— Start Input records —
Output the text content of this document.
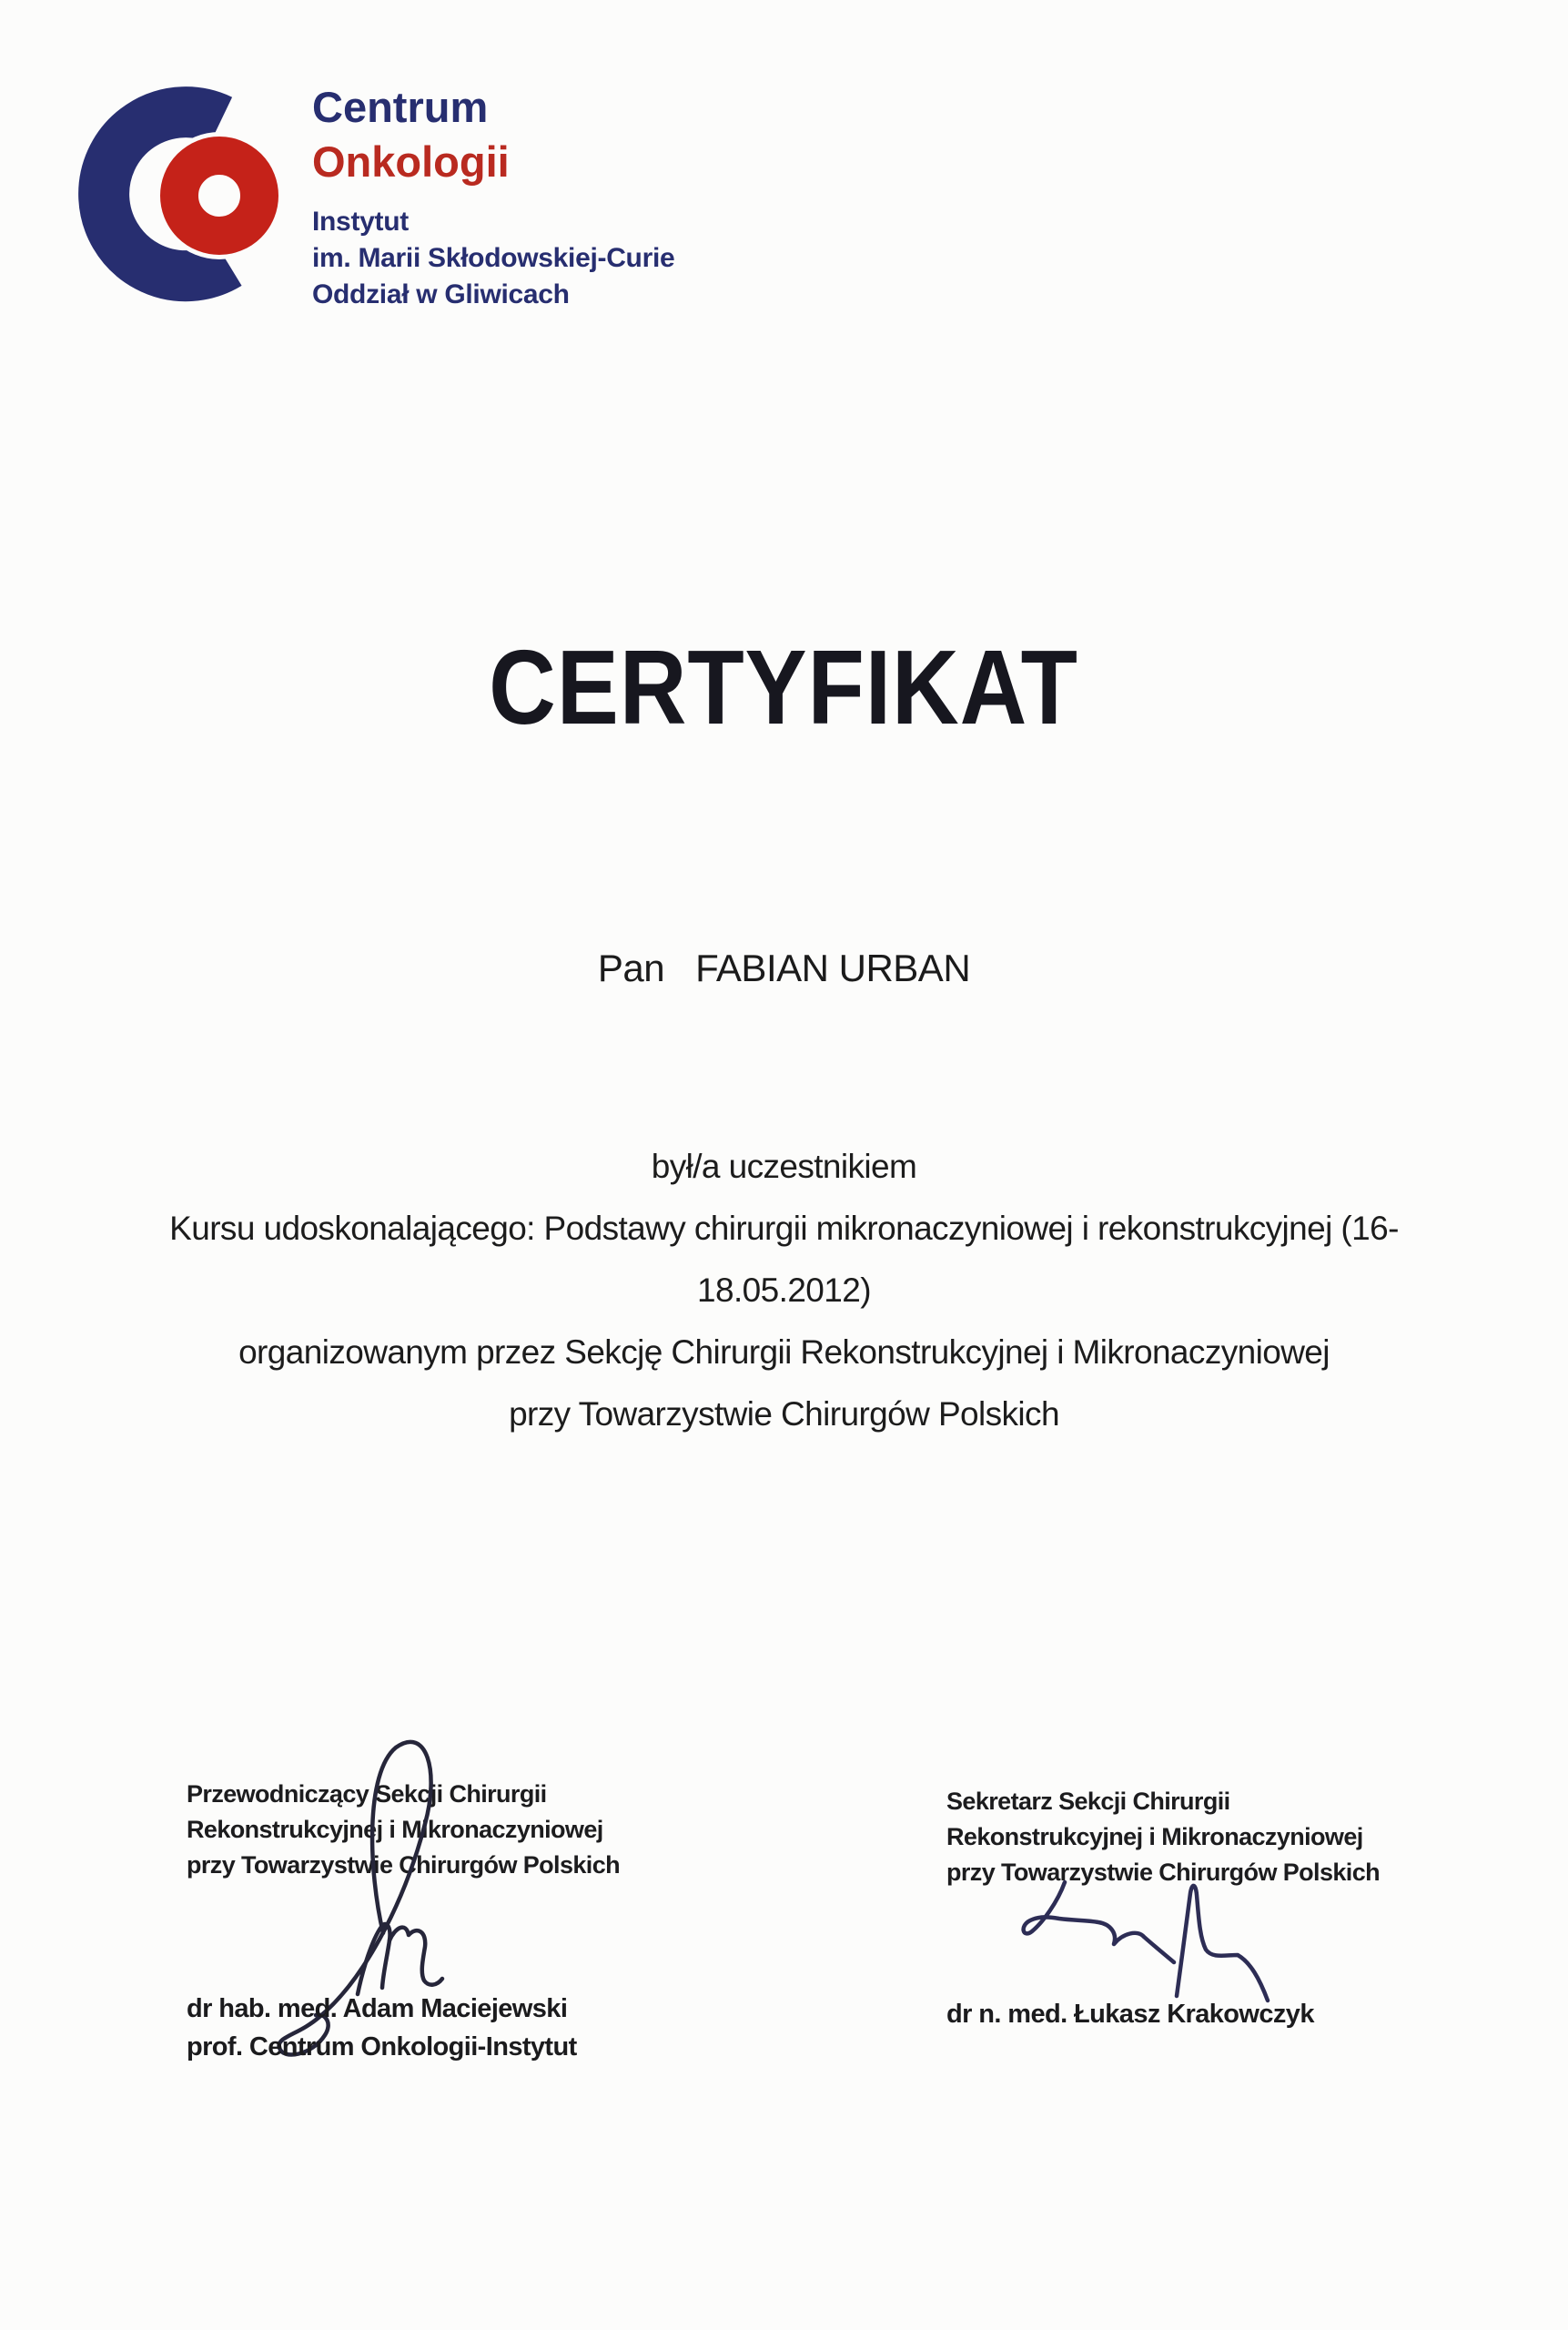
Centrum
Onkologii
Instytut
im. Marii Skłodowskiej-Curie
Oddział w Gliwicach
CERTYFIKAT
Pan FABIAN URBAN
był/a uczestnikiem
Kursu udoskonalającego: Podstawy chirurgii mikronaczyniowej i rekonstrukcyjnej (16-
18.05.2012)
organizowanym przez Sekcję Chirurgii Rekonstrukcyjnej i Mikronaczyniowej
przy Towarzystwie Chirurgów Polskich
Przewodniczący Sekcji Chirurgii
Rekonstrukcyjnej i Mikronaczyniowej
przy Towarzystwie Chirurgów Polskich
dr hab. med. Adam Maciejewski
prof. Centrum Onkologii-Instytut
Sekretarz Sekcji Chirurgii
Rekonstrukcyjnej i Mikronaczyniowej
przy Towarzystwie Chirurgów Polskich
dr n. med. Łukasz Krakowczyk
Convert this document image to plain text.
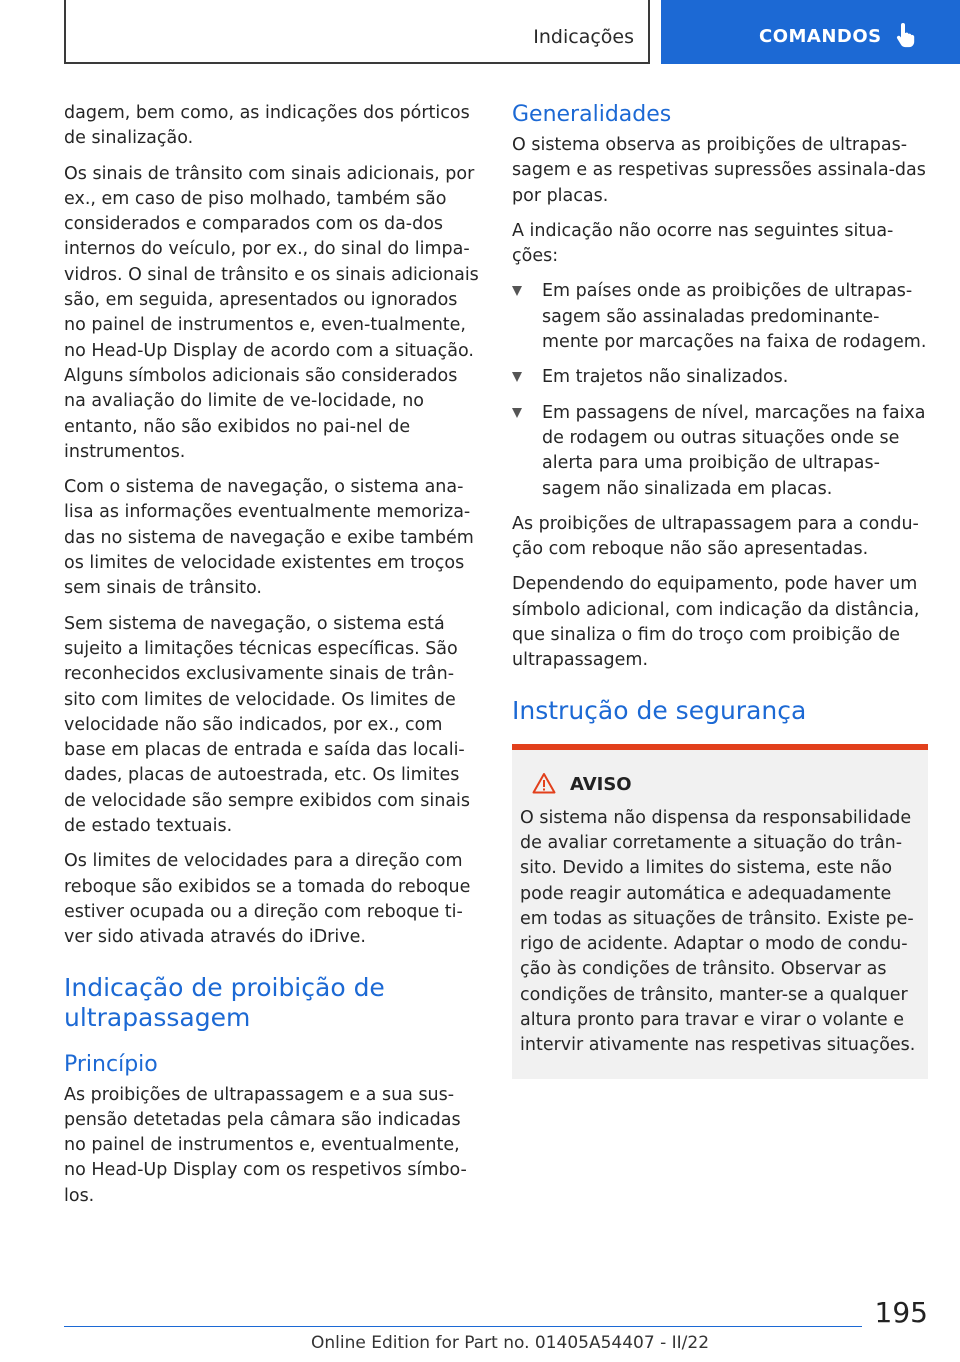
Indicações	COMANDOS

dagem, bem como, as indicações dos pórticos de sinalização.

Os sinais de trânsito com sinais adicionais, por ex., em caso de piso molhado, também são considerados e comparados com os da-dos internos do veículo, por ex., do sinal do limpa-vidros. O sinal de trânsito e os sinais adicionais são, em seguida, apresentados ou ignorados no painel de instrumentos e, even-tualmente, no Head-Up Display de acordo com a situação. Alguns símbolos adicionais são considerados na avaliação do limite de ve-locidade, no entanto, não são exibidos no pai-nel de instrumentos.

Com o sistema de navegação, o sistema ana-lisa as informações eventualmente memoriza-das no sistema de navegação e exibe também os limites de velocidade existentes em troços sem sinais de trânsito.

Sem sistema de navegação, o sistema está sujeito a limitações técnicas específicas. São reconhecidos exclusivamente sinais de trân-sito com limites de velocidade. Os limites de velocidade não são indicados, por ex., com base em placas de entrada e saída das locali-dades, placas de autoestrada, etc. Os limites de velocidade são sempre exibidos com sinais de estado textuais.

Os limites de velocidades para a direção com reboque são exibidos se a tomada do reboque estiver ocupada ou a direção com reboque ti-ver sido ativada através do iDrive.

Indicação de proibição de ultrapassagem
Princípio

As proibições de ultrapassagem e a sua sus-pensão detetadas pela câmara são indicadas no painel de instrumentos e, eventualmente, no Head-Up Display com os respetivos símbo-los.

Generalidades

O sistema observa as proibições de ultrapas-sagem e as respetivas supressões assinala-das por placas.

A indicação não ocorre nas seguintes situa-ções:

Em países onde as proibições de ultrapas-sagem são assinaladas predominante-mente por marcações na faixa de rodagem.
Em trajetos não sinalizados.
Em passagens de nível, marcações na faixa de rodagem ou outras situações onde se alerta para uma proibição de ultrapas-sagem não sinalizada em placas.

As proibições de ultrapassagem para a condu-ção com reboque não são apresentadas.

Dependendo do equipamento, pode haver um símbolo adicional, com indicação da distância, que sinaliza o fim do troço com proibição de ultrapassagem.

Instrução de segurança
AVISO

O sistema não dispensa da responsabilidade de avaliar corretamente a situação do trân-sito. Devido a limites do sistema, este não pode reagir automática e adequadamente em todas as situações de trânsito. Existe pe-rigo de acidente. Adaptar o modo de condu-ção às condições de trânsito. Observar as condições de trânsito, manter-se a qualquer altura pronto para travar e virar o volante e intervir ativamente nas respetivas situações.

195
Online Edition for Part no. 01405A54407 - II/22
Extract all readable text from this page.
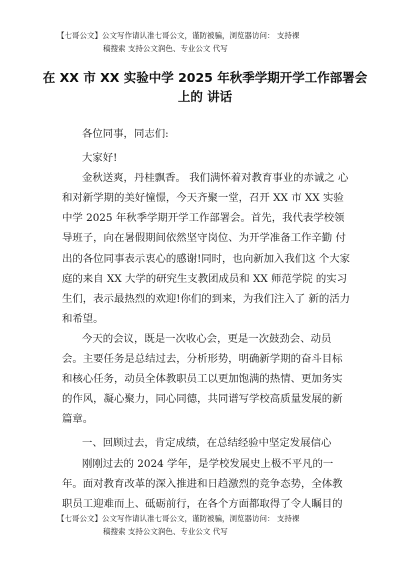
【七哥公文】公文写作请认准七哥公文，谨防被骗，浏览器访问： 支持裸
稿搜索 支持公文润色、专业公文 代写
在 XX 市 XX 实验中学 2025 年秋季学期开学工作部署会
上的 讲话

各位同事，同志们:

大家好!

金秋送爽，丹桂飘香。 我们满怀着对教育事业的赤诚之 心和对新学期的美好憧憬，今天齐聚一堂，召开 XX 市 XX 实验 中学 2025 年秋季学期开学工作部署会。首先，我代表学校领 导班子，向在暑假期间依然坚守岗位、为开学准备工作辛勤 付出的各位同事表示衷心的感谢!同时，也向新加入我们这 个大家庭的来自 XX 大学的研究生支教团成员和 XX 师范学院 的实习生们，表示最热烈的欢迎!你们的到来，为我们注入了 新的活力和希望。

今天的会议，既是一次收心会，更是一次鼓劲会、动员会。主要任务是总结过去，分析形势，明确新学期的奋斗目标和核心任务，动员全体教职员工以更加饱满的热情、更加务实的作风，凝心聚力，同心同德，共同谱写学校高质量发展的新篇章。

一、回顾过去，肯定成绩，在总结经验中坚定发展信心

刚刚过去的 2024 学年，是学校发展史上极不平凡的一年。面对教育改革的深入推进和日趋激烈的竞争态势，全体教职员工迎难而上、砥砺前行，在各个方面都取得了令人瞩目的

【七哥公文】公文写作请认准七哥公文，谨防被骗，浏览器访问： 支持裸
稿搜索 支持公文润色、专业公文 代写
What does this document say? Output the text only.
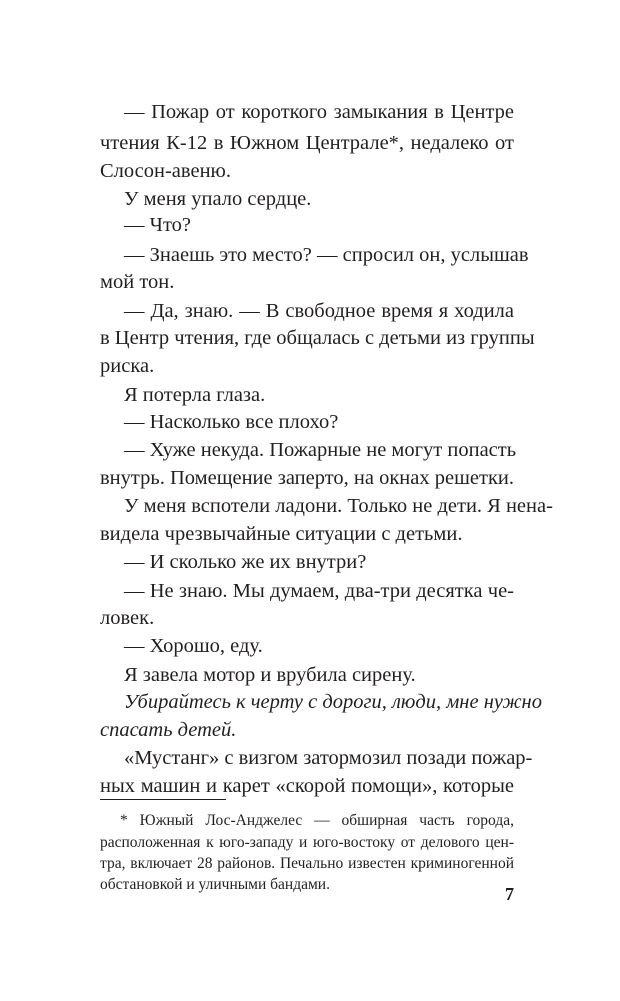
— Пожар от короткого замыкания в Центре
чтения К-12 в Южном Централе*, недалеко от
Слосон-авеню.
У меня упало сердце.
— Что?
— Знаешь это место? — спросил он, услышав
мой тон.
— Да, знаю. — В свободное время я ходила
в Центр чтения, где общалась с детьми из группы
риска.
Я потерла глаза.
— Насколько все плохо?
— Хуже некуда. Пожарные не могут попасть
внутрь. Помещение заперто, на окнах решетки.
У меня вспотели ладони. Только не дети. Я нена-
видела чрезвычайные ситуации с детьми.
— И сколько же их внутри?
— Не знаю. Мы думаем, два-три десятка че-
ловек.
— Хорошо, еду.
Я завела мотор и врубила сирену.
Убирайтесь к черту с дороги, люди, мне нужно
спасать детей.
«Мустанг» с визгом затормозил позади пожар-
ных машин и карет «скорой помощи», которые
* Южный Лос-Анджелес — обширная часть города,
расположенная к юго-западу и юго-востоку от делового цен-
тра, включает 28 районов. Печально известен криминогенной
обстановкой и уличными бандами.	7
— End Input records —
Set task:
Excluding the pictures, reproduce every entry exactly as given.

Answer:
Output the text content of this document.
Centrum
Onkologii
Instytut
im. Marii Skłodowskiej-Curie
Oddział w Gliwicach
CERTYFIKAT
Pan FABIAN URBAN
był/a uczestnikiem
Kursu udoskonalającego: Podstawy chirurgii mikronaczyniowej i rekonstrukcyjnej (16-
18.05.2012)
organizowanym przez Sekcję Chirurgii Rekonstrukcyjnej i Mikronaczyniowej
przy Towarzystwie Chirurgów Polskich
Przewodniczący Sekcji Chirurgii
Rekonstrukcyjnej i Mikronaczyniowej
przy Towarzystwie Chirurgów Polskich
dr hab. med. Adam Maciejewski
prof. Centrum Onkologii-Instytut
Sekretarz Sekcji Chirurgii
Rekonstrukcyjnej i Mikronaczyniowej
przy Towarzystwie Chirurgów Polskich
dr n. med. Łukasz Krakowczyk
Convert this document image to plain text.
Indicações	COMANDOS

dagem, bem como, as indicações dos pórticos de sinalização.

Os sinais de trânsito com sinais adicionais, por ex., em caso de piso molhado, também são considerados e comparados com os da-dos internos do veículo, por ex., do sinal do limpa-vidros. O sinal de trânsito e os sinais adicionais são, em seguida, apresentados ou ignorados no painel de instrumentos e, even-tualmente, no Head-Up Display de acordo com a situação. Alguns símbolos adicionais são considerados na avaliação do limite de ve-locidade, no entanto, não são exibidos no pai-nel de instrumentos.

Com o sistema de navegação, o sistema ana-lisa as informações eventualmente memoriza-das no sistema de navegação e exibe também os limites de velocidade existentes em troços sem sinais de trânsito.

Sem sistema de navegação, o sistema está sujeito a limitações técnicas específicas. São reconhecidos exclusivamente sinais de trân-sito com limites de velocidade. Os limites de velocidade não são indicados, por ex., com base em placas de entrada e saída das locali-dades, placas de autoestrada, etc. Os limites de velocidade são sempre exibidos com sinais de estado textuais.

Os limites de velocidades para a direção com reboque são exibidos se a tomada do reboque estiver ocupada ou a direção com reboque ti-ver sido ativada através do iDrive.

Indicação de proibição de ultrapassagem
Princípio

As proibições de ultrapassagem e a sua sus-pensão detetadas pela câmara são indicadas no painel de instrumentos e, eventualmente, no Head-Up Display com os respetivos símbo-los.

Generalidades

O sistema observa as proibições de ultrapas-sagem e as respetivas supressões assinala-das por placas.

A indicação não ocorre nas seguintes situa-ções:

Em países onde as proibições de ultrapas-sagem são assinaladas predominante-mente por marcações na faixa de rodagem.
Em trajetos não sinalizados.
Em passagens de nível, marcações na faixa de rodagem ou outras situações onde se alerta para uma proibição de ultrapas-sagem não sinalizada em placas.

As proibições de ultrapassagem para a condu-ção com reboque não são apresentadas.

Dependendo do equipamento, pode haver um símbolo adicional, com indicação da distância, que sinaliza o fim do troço com proibição de ultrapassagem.

Instrução de segurança
AVISO

O sistema não dispensa da responsabilidade de avaliar corretamente a situação do trân-sito. Devido a limites do sistema, este não pode reagir automática e adequadamente em todas as situações de trânsito. Existe pe-rigo de acidente. Adaptar o modo de condu-ção às condições de trânsito. Observar as condições de trânsito, manter-se a qualquer altura pronto para travar e virar o volante e intervir ativamente nas respetivas situações.

195
Online Edition for Part no. 01405A54407 - II/22
Extract all readable text from this page.
【七哥公文】公文写作请认准七哥公文，谨防被骗，浏览器访问： 支持裸
稿搜索 支持公文润色、专业公文 代写
在 XX 市 XX 实验中学 2025 年秋季学期开学工作部署会
上的 讲话

各位同事，同志们:

大家好!

金秋送爽，丹桂飘香。 我们满怀着对教育事业的赤诚之 心和对新学期的美好憧憬，今天齐聚一堂，召开 XX 市 XX 实验 中学 2025 年秋季学期开学工作部署会。首先，我代表学校领 导班子，向在暑假期间依然坚守岗位、为开学准备工作辛勤 付出的各位同事表示衷心的感谢!同时，也向新加入我们这 个大家庭的来自 XX 大学的研究生支教团成员和 XX 师范学院 的实习生们，表示最热烈的欢迎!你们的到来，为我们注入了 新的活力和希望。

今天的会议，既是一次收心会，更是一次鼓劲会、动员会。主要任务是总结过去，分析形势，明确新学期的奋斗目标和核心任务，动员全体教职员工以更加饱满的热情、更加务实的作风，凝心聚力，同心同德，共同谱写学校高质量发展的新篇章。

一、回顾过去，肯定成绩，在总结经验中坚定发展信心

刚刚过去的 2024 学年，是学校发展史上极不平凡的一年。面对教育改革的深入推进和日趋激烈的竞争态势，全体教职员工迎难而上、砥砺前行，在各个方面都取得了令人瞩目的

【七哥公文】公文写作请认准七哥公文，谨防被骗，浏览器访问： 支持裸
稿搜索 支持公文润色、专业公文 代写
What does this document say? Output the text only.
— Пожар от короткого замыкания в Центре
чтения К-12 в Южном Централе*, недалеко от
Слосон-авеню.
У меня упало сердце.
— Что?
— Знаешь это место? — спросил он, услышав
мой тон.
— Да, знаю. — В свободное время я ходила
в Центр чтения, где общалась с детьми из группы
риска.
Я потерла глаза.
— Насколько все плохо?
— Хуже некуда. Пожарные не могут попасть
внутрь. Помещение заперто, на окнах решетки.
У меня вспотели ладони. Только не дети. Я нена-
видела чрезвычайные ситуации с детьми.
— И сколько же их внутри?
— Не знаю. Мы думаем, два-три десятка че-
ловек.
— Хорошо, еду.
Я завела мотор и врубила сирену.
Убирайтесь к черту с дороги, люди, мне нужно
спасать детей.
«Мустанг» с визгом затормозил позади пожар-
ных машин и карет «скорой помощи», которые
* Южный Лос-Анджелес — обширная часть города,
расположенная к юго-западу и юго-востоку от делового цен-
тра, включает 28 районов. Печально известен криминогенной
обстановкой и уличными бандами.	7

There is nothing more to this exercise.